Dataset listings of figures
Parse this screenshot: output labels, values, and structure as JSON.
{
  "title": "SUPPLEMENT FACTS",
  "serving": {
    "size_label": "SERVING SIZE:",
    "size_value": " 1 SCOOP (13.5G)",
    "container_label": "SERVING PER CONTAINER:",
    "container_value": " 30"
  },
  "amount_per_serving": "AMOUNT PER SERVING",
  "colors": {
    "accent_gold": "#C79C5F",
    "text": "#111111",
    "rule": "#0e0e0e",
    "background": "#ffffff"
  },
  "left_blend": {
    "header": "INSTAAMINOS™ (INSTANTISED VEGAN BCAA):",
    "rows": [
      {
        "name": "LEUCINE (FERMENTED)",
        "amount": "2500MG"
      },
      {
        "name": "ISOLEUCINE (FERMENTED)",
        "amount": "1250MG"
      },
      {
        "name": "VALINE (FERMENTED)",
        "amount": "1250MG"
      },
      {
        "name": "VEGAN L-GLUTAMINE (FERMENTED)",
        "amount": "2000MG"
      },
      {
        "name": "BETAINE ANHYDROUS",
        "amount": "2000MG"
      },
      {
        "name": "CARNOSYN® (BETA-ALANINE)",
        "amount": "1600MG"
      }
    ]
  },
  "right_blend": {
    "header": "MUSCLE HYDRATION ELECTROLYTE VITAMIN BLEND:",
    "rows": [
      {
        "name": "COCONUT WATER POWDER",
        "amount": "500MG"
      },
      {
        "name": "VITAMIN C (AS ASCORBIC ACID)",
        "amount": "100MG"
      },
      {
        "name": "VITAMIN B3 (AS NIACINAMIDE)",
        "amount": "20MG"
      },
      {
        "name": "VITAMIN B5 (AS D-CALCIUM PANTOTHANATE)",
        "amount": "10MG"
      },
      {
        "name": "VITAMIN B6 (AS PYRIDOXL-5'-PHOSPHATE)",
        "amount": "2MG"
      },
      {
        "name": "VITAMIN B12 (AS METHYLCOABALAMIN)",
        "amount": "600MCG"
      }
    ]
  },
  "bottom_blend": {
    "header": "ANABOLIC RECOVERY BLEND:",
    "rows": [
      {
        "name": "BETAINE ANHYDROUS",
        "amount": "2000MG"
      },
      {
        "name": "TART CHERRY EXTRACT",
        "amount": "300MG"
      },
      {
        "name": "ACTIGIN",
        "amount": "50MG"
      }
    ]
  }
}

§ REQUIREMENT: Retype the whole listing, matching it exactly.

§ RESPONSE:
Parse this screenshot: output labels, values, and structure as JSON.
{
  "title": "SUPPLEMENT FACTS",
  "serving": {
    "size_label": "SERVING SIZE:",
    "size_value": " 1 SCOOP (13.5G)",
    "container_label": "SERVING PER CONTAINER:",
    "container_value": " 30"
  },
  "amount_per_serving": "AMOUNT PER SERVING",
  "colors": {
    "accent_gold": "#C79C5F",
    "text": "#111111",
    "rule": "#0e0e0e",
    "background": "#ffffff"
  },
  "left_blend": {
    "header": "INSTAAMINOS™ (INSTANTISED VEGAN BCAA):",
    "rows": [
      {
        "name": "LEUCINE (FERMENTED)",
        "amount": "2500MG"
      },
      {
        "name": "ISOLEUCINE (FERMENTED)",
        "amount": "1250MG"
      },
      {
        "name": "VALINE (FERMENTED)",
        "amount": "1250MG"
      },
      {
        "name": "VEGAN L-GLUTAMINE (FERMENTED)",
        "amount": "2000MG"
      },
      {
        "name": "BETAINE ANHYDROUS",
        "amount": "2000MG"
      },
      {
        "name": "CARNOSYN® (BETA-ALANINE)",
        "amount": "1600MG"
      }
    ]
  },
  "right_blend": {
    "header": "MUSCLE HYDRATION ELECTROLYTE VITAMIN BLEND:",
    "rows": [
      {
        "name": "COCONUT WATER POWDER",
        "amount": "500MG"
      },
      {
        "name": "VITAMIN C (AS ASCORBIC ACID)",
        "amount": "100MG"
      },
      {
        "name": "VITAMIN B3 (AS NIACINAMIDE)",
        "amount": "20MG"
      },
      {
        "name": "VITAMIN B5 (AS D-CALCIUM PANTOTHANATE)",
        "amount": "10MG"
      },
      {
        "name": "VITAMIN B6 (AS PYRIDOXL-5'-PHOSPHATE)",
        "amount": "2MG"
      },
      {
        "name": "VITAMIN B12 (AS METHYLCOABALAMIN)",
        "amount": "600MCG"
      }
    ]
  },
  "bottom_blend": {
    "header": "ANABOLIC RECOVERY BLEND:",
    "rows": [
      {
        "name": "BETAINE ANHYDROUS",
        "amount": "2000MG"
      },
      {
        "name": "TART CHERRY EXTRACT",
        "amount": "300MG"
      },
      {
        "name": "ACTIGIN",
        "amount": "50MG"
      }
    ]
  }
}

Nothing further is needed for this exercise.